#### [Objective]
Pull out every line of the listing below where "Deviation" appears.

==== Entries supplied

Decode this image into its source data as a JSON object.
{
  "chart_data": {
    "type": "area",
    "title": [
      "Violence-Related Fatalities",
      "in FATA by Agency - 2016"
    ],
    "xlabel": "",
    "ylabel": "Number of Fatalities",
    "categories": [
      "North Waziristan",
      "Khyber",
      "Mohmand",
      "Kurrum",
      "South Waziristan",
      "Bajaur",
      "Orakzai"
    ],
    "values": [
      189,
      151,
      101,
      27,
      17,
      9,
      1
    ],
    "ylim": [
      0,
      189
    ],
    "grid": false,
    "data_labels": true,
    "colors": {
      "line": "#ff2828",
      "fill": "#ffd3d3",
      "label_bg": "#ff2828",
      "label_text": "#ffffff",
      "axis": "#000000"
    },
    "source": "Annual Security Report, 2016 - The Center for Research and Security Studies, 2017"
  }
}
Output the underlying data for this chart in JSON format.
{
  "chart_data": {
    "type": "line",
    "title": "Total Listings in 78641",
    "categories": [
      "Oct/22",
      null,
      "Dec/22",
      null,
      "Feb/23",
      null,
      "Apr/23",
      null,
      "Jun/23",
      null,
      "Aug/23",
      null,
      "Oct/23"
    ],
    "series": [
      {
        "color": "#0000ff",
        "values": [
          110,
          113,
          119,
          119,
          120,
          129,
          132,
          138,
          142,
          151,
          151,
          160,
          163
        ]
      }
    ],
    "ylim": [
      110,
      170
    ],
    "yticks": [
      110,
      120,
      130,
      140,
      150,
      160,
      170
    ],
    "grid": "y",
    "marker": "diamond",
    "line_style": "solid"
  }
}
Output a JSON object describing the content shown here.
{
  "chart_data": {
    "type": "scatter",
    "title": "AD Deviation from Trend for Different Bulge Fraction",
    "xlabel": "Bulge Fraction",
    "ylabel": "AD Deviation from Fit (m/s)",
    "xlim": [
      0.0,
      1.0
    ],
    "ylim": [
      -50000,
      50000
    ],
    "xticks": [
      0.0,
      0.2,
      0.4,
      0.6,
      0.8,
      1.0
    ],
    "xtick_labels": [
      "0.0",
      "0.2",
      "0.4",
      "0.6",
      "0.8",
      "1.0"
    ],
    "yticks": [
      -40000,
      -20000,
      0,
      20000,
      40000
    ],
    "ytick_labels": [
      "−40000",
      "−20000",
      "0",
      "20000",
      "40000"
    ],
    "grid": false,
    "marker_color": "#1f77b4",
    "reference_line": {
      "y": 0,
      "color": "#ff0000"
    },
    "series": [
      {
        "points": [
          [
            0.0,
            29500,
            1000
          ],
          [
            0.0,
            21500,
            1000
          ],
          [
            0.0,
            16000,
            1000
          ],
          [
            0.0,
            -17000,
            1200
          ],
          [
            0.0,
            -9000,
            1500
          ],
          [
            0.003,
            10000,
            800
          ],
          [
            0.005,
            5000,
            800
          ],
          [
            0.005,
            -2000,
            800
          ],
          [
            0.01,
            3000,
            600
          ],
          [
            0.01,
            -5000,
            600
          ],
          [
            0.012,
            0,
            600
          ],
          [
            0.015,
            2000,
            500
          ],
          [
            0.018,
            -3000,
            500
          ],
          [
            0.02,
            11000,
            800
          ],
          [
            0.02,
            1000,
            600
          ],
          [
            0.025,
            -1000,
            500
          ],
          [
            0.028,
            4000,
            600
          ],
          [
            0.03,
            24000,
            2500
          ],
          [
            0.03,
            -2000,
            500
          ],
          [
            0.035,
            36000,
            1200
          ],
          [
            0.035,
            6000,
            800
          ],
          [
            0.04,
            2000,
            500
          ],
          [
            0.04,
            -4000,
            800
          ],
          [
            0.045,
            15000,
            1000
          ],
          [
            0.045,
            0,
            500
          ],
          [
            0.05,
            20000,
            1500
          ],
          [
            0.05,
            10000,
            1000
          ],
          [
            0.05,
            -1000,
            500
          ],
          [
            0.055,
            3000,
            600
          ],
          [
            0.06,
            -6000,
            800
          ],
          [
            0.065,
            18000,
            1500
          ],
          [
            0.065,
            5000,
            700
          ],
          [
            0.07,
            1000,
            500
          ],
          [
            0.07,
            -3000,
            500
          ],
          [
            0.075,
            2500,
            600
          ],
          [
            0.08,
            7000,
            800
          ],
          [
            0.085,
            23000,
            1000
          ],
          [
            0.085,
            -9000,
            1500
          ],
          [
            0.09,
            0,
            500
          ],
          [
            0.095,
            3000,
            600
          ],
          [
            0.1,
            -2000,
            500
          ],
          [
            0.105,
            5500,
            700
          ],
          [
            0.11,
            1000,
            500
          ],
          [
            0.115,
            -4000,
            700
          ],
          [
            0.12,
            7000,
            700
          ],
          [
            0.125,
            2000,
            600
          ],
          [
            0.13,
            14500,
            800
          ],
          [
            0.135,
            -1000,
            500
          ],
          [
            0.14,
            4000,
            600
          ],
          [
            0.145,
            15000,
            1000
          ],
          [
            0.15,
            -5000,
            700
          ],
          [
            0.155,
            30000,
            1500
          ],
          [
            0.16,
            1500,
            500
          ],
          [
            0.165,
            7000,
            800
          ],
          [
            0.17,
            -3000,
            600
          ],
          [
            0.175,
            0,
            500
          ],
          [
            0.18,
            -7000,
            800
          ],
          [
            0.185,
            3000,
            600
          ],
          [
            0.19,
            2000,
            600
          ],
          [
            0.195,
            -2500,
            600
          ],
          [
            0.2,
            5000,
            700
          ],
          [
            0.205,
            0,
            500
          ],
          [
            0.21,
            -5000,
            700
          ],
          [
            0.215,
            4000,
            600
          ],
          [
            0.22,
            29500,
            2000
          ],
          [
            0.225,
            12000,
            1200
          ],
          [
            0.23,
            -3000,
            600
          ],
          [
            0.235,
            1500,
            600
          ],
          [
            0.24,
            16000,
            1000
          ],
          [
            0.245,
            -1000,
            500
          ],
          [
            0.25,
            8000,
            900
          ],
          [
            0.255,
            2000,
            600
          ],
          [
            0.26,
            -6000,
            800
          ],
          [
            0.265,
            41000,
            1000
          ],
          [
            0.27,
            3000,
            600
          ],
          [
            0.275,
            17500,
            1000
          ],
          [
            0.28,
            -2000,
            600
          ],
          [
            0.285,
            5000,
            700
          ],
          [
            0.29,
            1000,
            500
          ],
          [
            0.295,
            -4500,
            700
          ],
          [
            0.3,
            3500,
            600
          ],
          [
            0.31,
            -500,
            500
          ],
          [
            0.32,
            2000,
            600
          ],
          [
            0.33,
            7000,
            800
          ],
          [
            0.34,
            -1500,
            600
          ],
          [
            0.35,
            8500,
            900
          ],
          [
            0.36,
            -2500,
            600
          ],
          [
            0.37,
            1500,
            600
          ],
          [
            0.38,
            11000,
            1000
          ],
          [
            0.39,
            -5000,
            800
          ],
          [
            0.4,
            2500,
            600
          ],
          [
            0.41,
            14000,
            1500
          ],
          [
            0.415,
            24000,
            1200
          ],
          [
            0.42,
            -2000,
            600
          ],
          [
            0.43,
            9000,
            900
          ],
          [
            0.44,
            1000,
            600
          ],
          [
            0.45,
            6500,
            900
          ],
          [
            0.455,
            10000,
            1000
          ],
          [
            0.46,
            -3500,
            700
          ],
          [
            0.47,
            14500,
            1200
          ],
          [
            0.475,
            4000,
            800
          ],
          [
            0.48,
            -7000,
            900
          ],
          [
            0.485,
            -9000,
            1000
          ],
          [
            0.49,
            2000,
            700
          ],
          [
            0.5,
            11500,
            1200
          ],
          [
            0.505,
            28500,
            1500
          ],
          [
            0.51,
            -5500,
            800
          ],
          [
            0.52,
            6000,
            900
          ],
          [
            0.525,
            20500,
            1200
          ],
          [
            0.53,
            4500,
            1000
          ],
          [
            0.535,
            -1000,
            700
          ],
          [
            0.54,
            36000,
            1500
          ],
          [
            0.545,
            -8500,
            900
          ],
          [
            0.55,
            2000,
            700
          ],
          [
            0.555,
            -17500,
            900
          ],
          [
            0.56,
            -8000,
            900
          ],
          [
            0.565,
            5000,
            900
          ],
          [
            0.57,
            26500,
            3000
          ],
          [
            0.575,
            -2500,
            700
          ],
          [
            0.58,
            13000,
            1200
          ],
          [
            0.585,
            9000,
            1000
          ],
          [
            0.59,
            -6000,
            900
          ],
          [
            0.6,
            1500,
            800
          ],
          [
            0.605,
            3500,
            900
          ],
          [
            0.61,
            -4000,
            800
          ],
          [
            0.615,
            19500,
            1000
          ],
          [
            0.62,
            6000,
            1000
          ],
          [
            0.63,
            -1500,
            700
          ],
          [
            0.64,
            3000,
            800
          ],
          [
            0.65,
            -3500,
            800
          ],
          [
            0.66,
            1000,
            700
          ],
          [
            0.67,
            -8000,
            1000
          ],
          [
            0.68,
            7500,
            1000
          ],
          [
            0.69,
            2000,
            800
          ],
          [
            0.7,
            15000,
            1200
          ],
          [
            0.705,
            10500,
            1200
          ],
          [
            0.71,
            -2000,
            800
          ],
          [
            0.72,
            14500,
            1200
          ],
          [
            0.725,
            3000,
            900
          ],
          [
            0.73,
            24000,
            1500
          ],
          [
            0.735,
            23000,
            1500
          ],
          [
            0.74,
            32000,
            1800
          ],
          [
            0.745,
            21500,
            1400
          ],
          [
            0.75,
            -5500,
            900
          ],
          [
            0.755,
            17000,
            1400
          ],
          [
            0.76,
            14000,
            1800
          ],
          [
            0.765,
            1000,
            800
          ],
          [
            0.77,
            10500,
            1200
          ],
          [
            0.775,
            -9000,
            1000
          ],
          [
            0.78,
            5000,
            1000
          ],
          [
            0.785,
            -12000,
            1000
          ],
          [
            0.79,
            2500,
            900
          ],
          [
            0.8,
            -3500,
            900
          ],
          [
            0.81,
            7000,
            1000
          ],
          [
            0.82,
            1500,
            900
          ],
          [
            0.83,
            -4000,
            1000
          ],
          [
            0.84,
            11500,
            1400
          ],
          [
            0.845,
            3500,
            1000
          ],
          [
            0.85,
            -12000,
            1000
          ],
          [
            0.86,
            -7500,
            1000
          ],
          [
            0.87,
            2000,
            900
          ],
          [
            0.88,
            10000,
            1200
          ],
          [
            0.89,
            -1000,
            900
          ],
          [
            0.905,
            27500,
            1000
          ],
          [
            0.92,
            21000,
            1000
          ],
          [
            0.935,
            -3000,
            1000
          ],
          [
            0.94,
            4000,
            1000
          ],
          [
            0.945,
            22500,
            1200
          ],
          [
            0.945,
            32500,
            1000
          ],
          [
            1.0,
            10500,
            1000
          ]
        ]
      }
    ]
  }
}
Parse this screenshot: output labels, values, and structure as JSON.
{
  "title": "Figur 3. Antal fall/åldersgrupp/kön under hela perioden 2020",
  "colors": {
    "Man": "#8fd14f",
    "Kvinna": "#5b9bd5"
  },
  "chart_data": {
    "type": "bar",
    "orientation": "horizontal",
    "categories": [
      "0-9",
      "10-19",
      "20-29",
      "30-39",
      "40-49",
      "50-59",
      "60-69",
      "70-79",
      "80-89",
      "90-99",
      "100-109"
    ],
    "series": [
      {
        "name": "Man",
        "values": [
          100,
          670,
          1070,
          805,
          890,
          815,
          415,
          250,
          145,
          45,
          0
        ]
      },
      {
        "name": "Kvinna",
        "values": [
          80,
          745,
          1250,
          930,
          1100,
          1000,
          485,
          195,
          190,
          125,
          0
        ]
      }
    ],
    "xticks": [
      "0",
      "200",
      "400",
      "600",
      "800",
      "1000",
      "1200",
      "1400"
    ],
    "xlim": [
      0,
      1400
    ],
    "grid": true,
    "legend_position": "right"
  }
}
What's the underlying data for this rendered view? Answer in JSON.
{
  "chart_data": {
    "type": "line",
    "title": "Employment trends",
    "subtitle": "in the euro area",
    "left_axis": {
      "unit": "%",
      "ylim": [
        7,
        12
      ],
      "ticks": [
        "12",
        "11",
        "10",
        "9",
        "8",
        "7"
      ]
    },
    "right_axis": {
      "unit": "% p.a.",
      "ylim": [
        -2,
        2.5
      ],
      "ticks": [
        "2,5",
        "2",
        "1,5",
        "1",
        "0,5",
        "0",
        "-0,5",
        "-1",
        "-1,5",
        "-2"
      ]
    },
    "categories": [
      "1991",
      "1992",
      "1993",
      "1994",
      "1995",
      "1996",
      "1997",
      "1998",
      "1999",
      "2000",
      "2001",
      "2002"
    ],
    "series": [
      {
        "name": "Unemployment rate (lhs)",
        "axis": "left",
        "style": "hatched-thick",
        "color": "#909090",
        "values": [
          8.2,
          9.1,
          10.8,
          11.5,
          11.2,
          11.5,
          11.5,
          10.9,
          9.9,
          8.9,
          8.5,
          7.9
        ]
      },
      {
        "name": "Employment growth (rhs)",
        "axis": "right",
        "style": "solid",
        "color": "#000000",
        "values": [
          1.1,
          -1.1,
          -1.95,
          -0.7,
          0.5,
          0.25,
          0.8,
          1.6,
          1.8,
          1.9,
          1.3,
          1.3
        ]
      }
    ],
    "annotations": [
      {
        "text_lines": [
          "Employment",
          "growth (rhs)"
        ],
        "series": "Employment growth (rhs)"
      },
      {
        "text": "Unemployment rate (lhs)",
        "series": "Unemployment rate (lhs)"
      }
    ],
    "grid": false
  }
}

========

#### [Task result]
    "title": "AD Deviation from Trend for Different Bulge Fraction",
    "ylabel": "AD Deviation from Fit (m/s)",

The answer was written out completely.